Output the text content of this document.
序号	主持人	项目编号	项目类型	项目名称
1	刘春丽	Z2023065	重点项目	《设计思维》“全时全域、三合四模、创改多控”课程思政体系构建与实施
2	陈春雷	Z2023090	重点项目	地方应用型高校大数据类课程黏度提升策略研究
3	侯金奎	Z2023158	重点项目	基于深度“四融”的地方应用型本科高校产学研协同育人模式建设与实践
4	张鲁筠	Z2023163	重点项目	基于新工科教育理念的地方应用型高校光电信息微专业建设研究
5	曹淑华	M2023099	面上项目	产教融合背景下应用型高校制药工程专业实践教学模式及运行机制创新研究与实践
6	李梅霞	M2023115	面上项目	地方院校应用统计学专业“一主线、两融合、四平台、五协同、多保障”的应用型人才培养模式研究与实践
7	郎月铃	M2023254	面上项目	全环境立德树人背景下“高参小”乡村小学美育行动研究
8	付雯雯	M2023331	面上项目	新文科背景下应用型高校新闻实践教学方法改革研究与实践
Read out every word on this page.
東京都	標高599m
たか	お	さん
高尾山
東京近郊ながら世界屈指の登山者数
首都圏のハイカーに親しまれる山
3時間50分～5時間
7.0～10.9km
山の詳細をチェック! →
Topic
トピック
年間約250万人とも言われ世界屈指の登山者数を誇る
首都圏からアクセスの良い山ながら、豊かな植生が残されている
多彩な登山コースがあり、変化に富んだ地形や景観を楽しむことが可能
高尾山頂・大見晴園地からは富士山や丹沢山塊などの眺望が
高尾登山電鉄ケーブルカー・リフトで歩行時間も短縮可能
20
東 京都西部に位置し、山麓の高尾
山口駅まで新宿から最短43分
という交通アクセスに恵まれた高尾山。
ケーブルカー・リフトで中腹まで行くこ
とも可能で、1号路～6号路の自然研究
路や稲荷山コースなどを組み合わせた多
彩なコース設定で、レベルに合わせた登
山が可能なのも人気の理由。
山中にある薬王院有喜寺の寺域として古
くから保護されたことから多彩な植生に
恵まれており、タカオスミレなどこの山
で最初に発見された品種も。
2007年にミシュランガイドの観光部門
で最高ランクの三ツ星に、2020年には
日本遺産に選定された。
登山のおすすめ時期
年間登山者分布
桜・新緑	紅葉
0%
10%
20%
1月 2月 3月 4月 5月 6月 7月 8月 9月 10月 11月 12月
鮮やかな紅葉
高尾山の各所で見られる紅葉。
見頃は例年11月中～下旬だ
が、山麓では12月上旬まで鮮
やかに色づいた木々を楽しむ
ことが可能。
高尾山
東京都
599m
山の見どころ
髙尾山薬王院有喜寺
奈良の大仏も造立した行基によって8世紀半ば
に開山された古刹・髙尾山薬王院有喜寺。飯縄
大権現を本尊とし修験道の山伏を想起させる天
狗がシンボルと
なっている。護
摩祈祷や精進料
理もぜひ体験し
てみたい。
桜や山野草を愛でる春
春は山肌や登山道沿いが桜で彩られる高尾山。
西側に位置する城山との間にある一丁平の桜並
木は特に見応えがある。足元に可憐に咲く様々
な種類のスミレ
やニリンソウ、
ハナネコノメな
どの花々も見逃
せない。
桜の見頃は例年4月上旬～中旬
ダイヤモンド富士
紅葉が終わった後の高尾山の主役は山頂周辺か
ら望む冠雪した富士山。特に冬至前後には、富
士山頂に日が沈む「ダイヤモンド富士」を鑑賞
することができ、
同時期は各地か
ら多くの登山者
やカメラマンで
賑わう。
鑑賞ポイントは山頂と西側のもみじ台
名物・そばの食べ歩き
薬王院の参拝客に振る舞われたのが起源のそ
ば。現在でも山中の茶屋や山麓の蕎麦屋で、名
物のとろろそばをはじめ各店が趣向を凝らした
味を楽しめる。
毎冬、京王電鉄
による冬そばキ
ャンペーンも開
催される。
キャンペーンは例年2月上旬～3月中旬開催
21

==

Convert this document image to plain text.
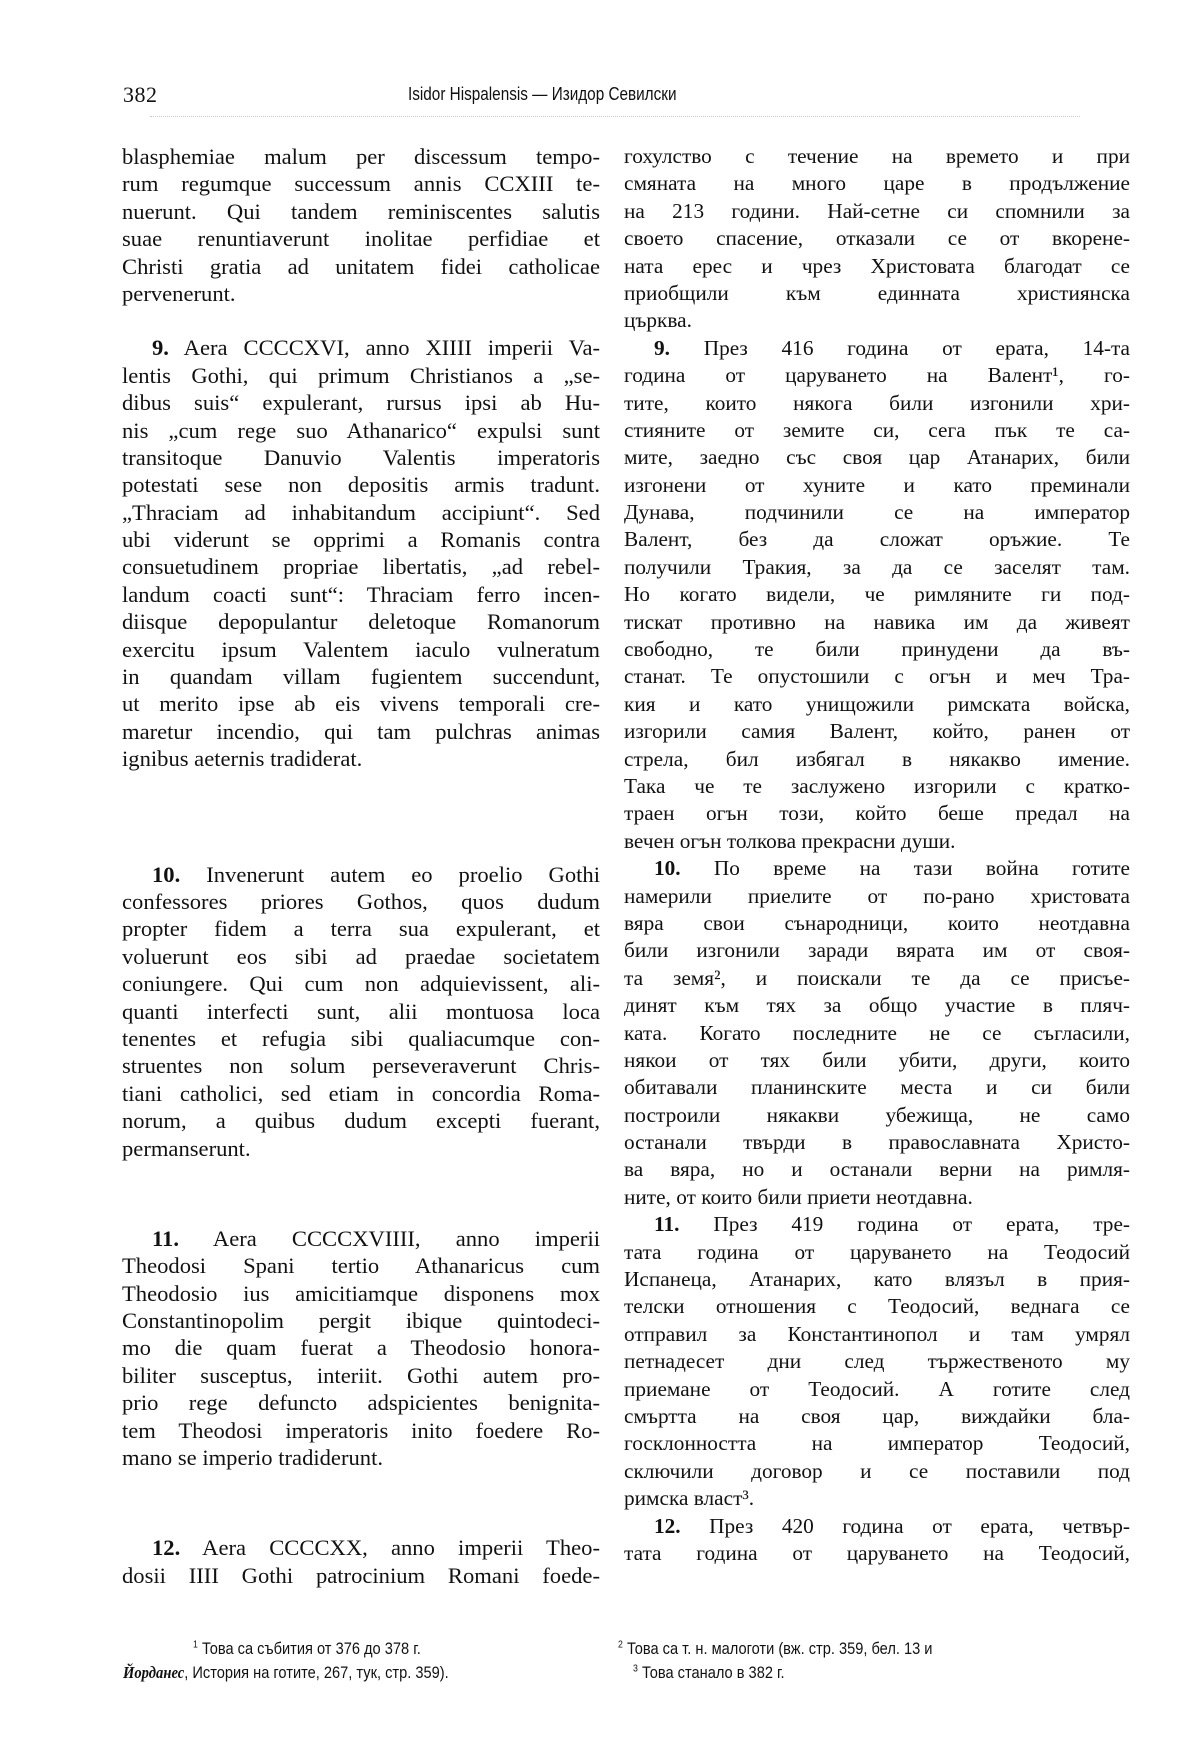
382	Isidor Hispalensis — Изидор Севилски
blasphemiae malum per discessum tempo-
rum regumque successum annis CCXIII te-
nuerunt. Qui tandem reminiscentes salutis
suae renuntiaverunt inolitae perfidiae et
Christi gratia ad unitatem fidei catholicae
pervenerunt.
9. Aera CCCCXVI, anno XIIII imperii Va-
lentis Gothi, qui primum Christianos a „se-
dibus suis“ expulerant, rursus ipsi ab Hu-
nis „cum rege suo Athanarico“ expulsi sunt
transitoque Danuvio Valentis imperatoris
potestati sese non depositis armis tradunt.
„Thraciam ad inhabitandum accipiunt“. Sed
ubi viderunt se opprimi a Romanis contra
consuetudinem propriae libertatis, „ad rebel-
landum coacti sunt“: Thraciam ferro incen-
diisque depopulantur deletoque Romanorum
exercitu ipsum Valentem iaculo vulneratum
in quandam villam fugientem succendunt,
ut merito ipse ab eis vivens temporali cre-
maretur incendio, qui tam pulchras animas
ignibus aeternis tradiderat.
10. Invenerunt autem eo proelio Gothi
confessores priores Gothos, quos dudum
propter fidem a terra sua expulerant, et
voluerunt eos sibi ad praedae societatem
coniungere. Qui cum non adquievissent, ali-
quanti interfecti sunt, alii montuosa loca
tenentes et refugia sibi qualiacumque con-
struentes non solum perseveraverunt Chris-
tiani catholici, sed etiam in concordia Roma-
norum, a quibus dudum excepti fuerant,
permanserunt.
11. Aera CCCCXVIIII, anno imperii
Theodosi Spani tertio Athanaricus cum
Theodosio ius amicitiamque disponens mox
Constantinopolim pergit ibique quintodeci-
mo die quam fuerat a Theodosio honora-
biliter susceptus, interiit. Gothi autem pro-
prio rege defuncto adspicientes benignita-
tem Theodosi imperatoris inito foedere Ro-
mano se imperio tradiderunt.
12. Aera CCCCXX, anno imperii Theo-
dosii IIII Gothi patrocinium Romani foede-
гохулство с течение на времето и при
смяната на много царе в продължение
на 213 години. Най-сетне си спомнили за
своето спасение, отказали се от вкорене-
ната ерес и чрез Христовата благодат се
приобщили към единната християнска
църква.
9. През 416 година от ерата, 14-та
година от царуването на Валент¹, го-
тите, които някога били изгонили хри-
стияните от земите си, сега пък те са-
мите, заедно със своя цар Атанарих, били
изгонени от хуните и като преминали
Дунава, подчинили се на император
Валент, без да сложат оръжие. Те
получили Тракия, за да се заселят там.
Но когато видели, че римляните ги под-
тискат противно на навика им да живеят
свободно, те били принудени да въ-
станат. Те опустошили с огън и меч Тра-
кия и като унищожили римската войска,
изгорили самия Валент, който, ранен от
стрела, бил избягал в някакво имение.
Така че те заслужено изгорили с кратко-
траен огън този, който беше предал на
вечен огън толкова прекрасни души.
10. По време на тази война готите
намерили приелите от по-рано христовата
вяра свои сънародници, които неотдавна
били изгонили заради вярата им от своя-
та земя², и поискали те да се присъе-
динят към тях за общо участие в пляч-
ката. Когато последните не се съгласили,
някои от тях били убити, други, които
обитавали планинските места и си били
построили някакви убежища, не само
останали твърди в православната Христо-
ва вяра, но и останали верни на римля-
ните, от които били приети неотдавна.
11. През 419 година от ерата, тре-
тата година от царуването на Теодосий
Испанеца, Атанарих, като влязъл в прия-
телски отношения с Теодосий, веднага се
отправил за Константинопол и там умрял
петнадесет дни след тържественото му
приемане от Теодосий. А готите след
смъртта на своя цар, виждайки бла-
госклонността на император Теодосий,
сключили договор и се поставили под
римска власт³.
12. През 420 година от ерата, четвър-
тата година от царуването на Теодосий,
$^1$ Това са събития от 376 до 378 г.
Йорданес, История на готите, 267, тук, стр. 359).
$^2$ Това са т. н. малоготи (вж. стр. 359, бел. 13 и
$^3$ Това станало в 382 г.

**EXERCISE PROMPT**
Look over the listing. Pull out every line with the string "който" in it.

**CORRECT RESPONSE**
изгорили самия Валент, който, ранен от
траен огън този, който беше предал на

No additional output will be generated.